[BEGIN]
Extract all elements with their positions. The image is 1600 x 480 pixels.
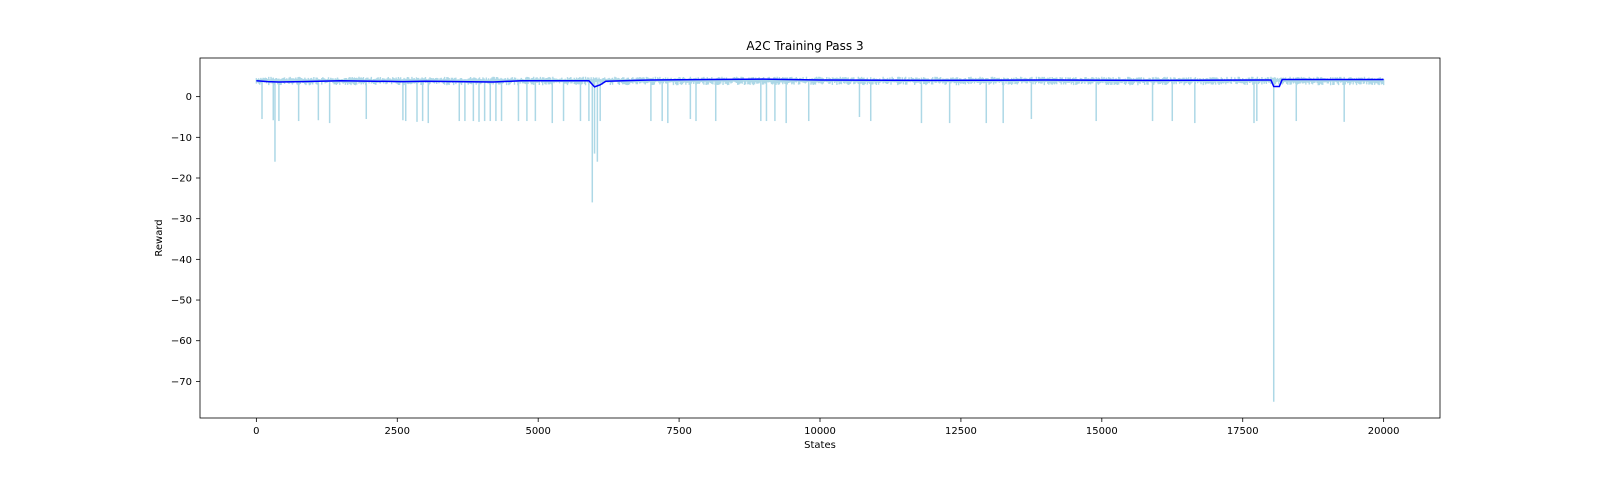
y-tick-label: −10 [171,133,192,144]
y-tick-label: −50 [171,296,192,307]
y-tick-label: −30 [171,214,192,225]
y-tick-label: −20 [171,174,192,185]
y-axis: 0 −10 −20 −30 −40 −50 −60 −70 [171,92,200,388]
x-tick-label: 12500 [945,426,977,437]
x-tick-label: 0 [253,426,259,437]
y-axis-title: Reward [154,219,165,256]
raw-reward-series [255,76,1385,402]
x-axis-title: States [804,440,836,451]
x-tick-label: 15000 [1086,426,1118,437]
x-tick-label: 5000 [525,426,550,437]
chart-title: A2C Training Pass 3 [746,39,863,53]
y-tick-label: −70 [171,377,192,388]
x-tick-label: 2500 [385,426,410,437]
y-tick-label: −40 [171,255,192,266]
x-axis: 0 2500 5000 7500 10000 12500 15000 17500 20000 [253,418,1400,437]
smoothed-reward-line [256,78,1384,88]
x-tick-label: 17500 [1227,426,1259,437]
y-tick-label: −60 [171,336,192,347]
x-tick-label: 7500 [666,426,691,437]
y-tick-label: 0 [186,92,192,103]
x-tick-label: 10000 [804,426,836,437]
x-tick-label: 20000 [1368,426,1400,437]
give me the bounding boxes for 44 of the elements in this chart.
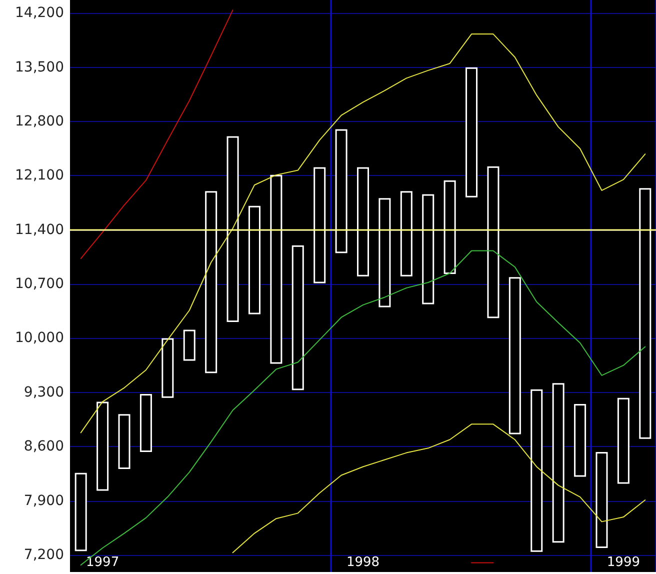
- bar: [617, 398, 630, 484]
- x-tick-label: 1998: [346, 555, 380, 570]
- bar: [378, 198, 391, 308]
- x-tick-label: 1999: [606, 555, 640, 570]
- bar: [357, 167, 369, 276]
- y-tick-label: 7,200: [24, 546, 64, 563]
- x-tick-label: 1997: [86, 555, 120, 570]
- bar: [466, 67, 478, 198]
- y-tick-label: 9,300: [24, 384, 64, 400]
- y-tick-label: 12,800: [15, 114, 64, 130]
- bar: [292, 245, 304, 390]
- bar: [596, 452, 608, 548]
- bar: [530, 389, 543, 552]
- bar: [487, 166, 500, 318]
- bar: [508, 277, 521, 434]
- bar: [422, 194, 434, 304]
- bar: [574, 404, 586, 477]
- y-tick-label: 7,900: [24, 492, 64, 509]
- line-series: [80, 34, 646, 434]
- y-tick-label: 11,400: [15, 222, 64, 238]
- bar: [74, 472, 87, 552]
- bar: [183, 330, 196, 361]
- bar: [162, 338, 174, 398]
- bar: [444, 180, 456, 274]
- line-series: [232, 424, 646, 554]
- y-tick-label: 8,600: [24, 438, 64, 455]
- y-tick-label: 14,200: [15, 5, 64, 22]
- bar: [118, 414, 130, 470]
- bar: [314, 167, 326, 284]
- bar: [248, 206, 260, 314]
- y-tick-label: 13,500: [15, 59, 64, 76]
- bar: [552, 383, 564, 543]
- y-tick-label: 10,700: [15, 276, 64, 292]
- bar: [270, 174, 282, 364]
- bar: [140, 394, 152, 452]
- bar: [335, 129, 348, 254]
- bar: [639, 188, 652, 439]
- bar: [400, 191, 412, 276]
- bar: [226, 136, 239, 322]
- y-tick-label: 10,000: [15, 330, 64, 346]
- bar: [96, 402, 109, 491]
- line-series: [80, 250, 646, 566]
- bar: [205, 191, 218, 374]
- y-tick-label: 12,100: [15, 168, 64, 184]
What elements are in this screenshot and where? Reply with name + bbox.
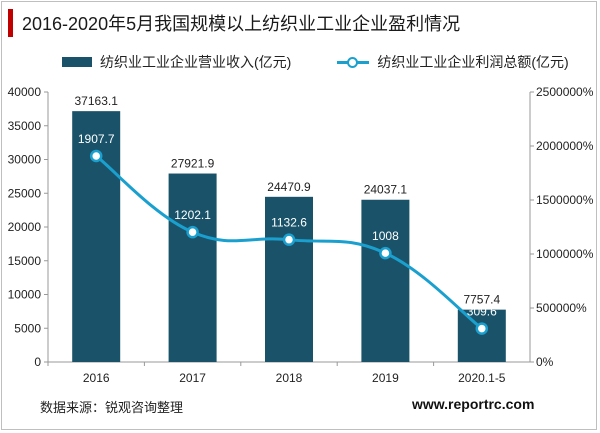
legend-line-swatch <box>337 57 370 68</box>
legend-label-profit: 纺织业工业企业利润总额(亿元) <box>377 54 569 70</box>
x-tick-label: 2019 <box>372 371 399 385</box>
x-tick-label: 2020.1-5 <box>458 371 506 385</box>
y-left-tick-label: 40000 <box>8 85 42 99</box>
legend-item-revenue: 纺织业工业企业营业收入(亿元) <box>62 52 291 72</box>
profit-point <box>379 246 392 260</box>
profit-data-label: 1907.7 <box>78 132 115 146</box>
y-right-tick-label: 0% <box>536 355 554 369</box>
revenue-bar <box>168 173 217 362</box>
title-accent-bar <box>8 9 13 37</box>
y-left-tick-label: 10000 <box>8 288 42 302</box>
profit-point <box>475 322 489 335</box>
x-tick-label: 2017 <box>179 371 206 385</box>
y-right-tick-label: 500000% <box>536 301 587 315</box>
profit-data-label: 1202.1 <box>174 208 211 222</box>
legend-label-revenue: 纺织业工业企业营业收入(亿元) <box>100 54 292 70</box>
profit-data-label: 1132.6 <box>271 216 307 230</box>
revenue-bar <box>361 199 410 362</box>
profit-data-label: 1008 <box>372 229 399 243</box>
y-right-tick-label: 1000000% <box>536 247 594 261</box>
legend-item-profit: 纺织业工业企业利润总额(亿元) <box>337 52 569 72</box>
website-label: www.reportrc.com <box>412 396 535 412</box>
y-left-tick-label: 35000 <box>8 119 42 133</box>
y-right-tick-label: 2000000% <box>536 139 594 153</box>
revenue-data-label: 24037.1 <box>364 183 408 197</box>
profit-data-label: 309.6 <box>467 305 497 319</box>
profit-point <box>282 233 296 246</box>
title-block: 2016-2020年5月我国规模以上纺织业工业企业盈利情况 <box>8 8 460 38</box>
y-left-tick-label: 30000 <box>8 153 42 167</box>
y-left-tick-label: 20000 <box>8 220 42 234</box>
revenue-bar <box>265 196 313 362</box>
revenue-bar <box>72 111 121 362</box>
revenue-data-label: 24470.9 <box>267 180 311 194</box>
y-left-tick-label: 5000 <box>14 321 41 335</box>
revenue-data-label: 7757.4 <box>463 293 500 307</box>
profit-point <box>186 225 199 239</box>
revenue-data-label: 27921.9 <box>171 157 215 171</box>
x-tick-label: 2016 <box>83 371 110 385</box>
y-left-tick-label: 25000 <box>8 186 42 200</box>
y-left-tick-label: 0 <box>34 355 41 369</box>
source-note: 数据来源：锐观咨询整理 <box>40 400 184 415</box>
y-right-tick-label: 2500000% <box>536 85 594 99</box>
legend-bar-swatch <box>62 57 92 67</box>
chart-title: 2016-2020年5月我国规模以上纺织业工业企业盈利情况 <box>22 14 461 34</box>
profit-point <box>89 149 103 163</box>
revenue-bar <box>457 309 506 362</box>
x-tick-label: 2018 <box>276 371 303 385</box>
legend: 纺织业工业企业营业收入(亿元) 纺织业工业企业利润总额(亿元) <box>62 52 600 72</box>
y-right-tick-label: 1500000% <box>536 193 594 207</box>
revenue-data-label: 37163.1 <box>75 94 119 108</box>
y-left-tick-label: 15000 <box>8 254 42 268</box>
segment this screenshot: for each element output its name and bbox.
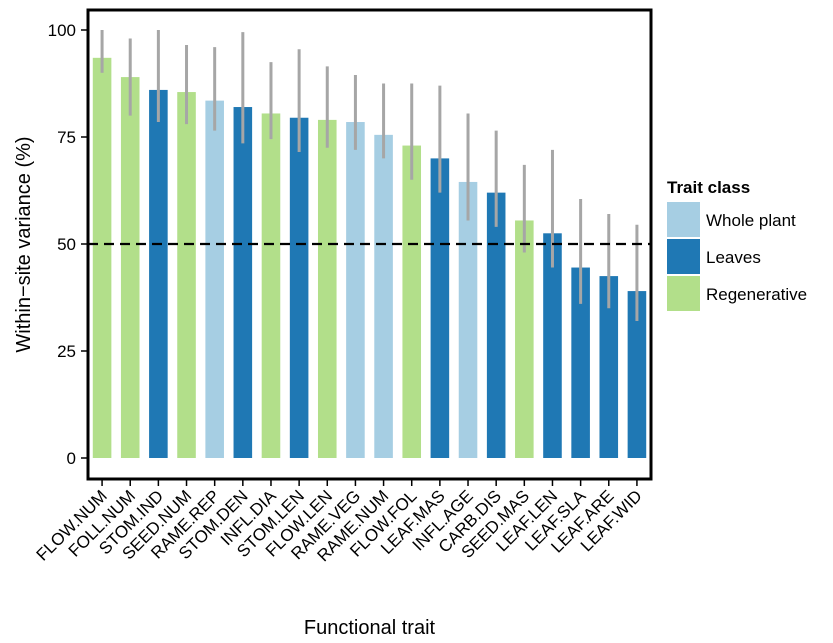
bar-leaf-len [543,233,562,458]
bar-infl-age [458,181,478,458]
bar-carb-dis [486,192,506,458]
y-tick-label: 75 [57,128,76,147]
bar-flow-fol [402,145,422,458]
bar-foll-num [120,77,140,458]
y-tick-label: 100 [48,21,76,40]
bar-seed-mas [515,220,534,458]
bar-stom-ind [149,89,168,459]
bar-rame-rep [205,100,224,459]
legend-key-regenerative [667,276,700,311]
legend-key-whole-plant [667,202,700,237]
bar-leaf-sla [571,267,590,458]
bar-rame-num [374,134,393,459]
legend-key-leaves [667,239,700,274]
bars-group [92,57,647,459]
y-tick-label: 25 [57,342,76,361]
bar-leaf-wid [627,291,647,458]
y-tick-label: 0 [67,449,76,468]
y-axis: 0 25 50 75 100 [48,21,88,468]
legend: Trait class Whole plant Leaves Regenerativ… [667,178,807,311]
y-axis-title: Within−site variance (%) [13,136,35,352]
bar-flow-len [317,119,337,458]
x-axis-title: Functional trait [304,617,436,639]
legend-label: Whole plant [706,211,796,230]
bar-leaf-mas [430,158,450,458]
x-axis: FLOW.NUMFOLL.NUMSTOM.INDSEED.NUMRAME.REP… [33,479,646,565]
legend-label: Leaves [706,248,761,267]
bar-rame-veg [346,122,365,459]
error-bars-group [100,30,639,322]
legend-title: Trait class [667,178,750,197]
bar-infl-dia [261,113,281,459]
bar-leaf-are [599,276,619,458]
legend-label: Regenerative [706,285,807,304]
bar-stom-len [289,117,309,459]
bar-stom-den [233,107,253,458]
bar-flow-num [92,57,112,458]
bar-seed-num [177,92,196,458]
y-tick-label: 50 [57,235,76,254]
[END]
▶ Your goal
Can you rewrite the records from the line with "legend-line-swatch <box>337 57 370 68</box>" to the line with "profit-data-label: 1907.7 <box>78" as a JSON list of strings, one per line, skipping blank lines?

▶ Result
[
  "legend-line-swatch <box>337 57 370 68</box>",
  "legend-label-profit: 纺织业工业企业利润总额(亿元) <box>377 54 569 70</box>",
  "x-tick-label: 2019 <box>372 371 399 385</box>",
  "x-tick-label: 2020.1-5 <box>458 371 506 385</box>",
  "y-left-tick-label: 40000 <box>8 85 42 99</box>",
  "legend-item-revenue: 纺织业工业企业营业收入(亿元) <box>62 52 291 72</box>",
  "profit-point <box>379 246 392 260</box>",
  "profit-data-label: 1907.7 <box>78 132 115 146</box>"
]